#### The problem
Identify each line in the rows below that contains the string "multiplier", matching case exactly, and copy those lines in full.

┌────────

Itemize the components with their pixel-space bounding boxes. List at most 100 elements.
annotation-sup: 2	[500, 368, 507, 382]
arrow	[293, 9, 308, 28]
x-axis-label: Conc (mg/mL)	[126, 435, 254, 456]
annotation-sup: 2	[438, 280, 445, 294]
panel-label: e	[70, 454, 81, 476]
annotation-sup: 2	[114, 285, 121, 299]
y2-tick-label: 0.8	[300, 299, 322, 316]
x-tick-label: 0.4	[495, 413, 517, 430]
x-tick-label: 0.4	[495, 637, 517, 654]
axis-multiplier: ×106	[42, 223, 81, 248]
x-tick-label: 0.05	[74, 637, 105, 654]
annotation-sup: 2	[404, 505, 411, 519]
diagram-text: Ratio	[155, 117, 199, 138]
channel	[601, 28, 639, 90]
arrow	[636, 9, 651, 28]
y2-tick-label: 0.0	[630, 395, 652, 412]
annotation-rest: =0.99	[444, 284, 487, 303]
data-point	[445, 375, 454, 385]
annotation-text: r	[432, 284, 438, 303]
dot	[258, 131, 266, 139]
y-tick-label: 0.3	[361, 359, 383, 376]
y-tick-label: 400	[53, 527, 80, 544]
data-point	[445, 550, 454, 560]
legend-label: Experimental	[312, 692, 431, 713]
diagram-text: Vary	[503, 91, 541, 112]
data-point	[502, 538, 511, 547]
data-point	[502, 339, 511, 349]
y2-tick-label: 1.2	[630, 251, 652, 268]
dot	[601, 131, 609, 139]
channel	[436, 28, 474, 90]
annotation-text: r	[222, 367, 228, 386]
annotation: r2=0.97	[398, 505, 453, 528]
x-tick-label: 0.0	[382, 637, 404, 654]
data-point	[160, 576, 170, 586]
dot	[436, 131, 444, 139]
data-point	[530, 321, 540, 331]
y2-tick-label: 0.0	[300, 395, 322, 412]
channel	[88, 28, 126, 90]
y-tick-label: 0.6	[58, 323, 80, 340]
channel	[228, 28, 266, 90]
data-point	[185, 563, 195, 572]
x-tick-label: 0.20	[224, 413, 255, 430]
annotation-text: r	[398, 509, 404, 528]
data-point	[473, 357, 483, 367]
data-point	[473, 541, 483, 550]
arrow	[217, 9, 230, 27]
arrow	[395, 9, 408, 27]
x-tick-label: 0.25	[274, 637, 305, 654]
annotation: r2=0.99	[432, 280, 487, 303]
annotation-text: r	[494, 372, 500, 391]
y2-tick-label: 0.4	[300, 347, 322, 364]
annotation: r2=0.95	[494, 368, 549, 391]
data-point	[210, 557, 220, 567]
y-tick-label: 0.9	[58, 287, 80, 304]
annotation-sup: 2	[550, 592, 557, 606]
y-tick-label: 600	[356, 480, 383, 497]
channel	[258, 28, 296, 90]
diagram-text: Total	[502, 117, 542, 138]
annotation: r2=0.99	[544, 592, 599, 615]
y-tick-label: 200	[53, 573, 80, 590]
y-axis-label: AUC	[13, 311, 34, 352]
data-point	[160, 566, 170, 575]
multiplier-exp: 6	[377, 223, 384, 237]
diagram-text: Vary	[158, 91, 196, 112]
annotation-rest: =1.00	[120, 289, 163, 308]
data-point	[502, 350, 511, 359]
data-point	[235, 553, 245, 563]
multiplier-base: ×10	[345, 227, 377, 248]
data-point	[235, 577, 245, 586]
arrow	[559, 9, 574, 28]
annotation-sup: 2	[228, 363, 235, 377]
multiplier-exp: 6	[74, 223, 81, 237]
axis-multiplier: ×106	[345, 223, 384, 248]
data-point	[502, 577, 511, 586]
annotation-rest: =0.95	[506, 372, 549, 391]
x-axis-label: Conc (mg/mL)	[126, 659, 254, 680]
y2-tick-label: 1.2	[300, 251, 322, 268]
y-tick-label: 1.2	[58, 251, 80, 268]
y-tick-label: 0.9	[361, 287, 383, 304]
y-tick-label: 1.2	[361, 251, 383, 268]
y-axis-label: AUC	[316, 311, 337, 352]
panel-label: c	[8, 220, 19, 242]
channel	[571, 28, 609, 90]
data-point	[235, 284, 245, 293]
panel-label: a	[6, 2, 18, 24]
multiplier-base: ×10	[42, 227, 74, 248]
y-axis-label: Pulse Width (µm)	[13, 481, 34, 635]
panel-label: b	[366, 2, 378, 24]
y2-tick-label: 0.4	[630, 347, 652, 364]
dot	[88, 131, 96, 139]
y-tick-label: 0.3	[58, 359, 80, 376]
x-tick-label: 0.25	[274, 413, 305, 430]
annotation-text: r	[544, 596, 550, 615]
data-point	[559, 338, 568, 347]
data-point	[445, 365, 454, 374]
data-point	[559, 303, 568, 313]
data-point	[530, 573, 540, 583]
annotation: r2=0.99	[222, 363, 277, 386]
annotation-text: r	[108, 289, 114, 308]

└────────

#### Result of this exercise
axis-multiplier: ×106	[42, 223, 81, 248]
multiplier-exp: 6	[377, 223, 384, 237]
multiplier-base: ×10	[345, 227, 377, 248]
multiplier-exp: 6	[74, 223, 81, 237]
axis-multiplier: ×106	[345, 223, 384, 248]
multiplier-base: ×10	[42, 227, 74, 248]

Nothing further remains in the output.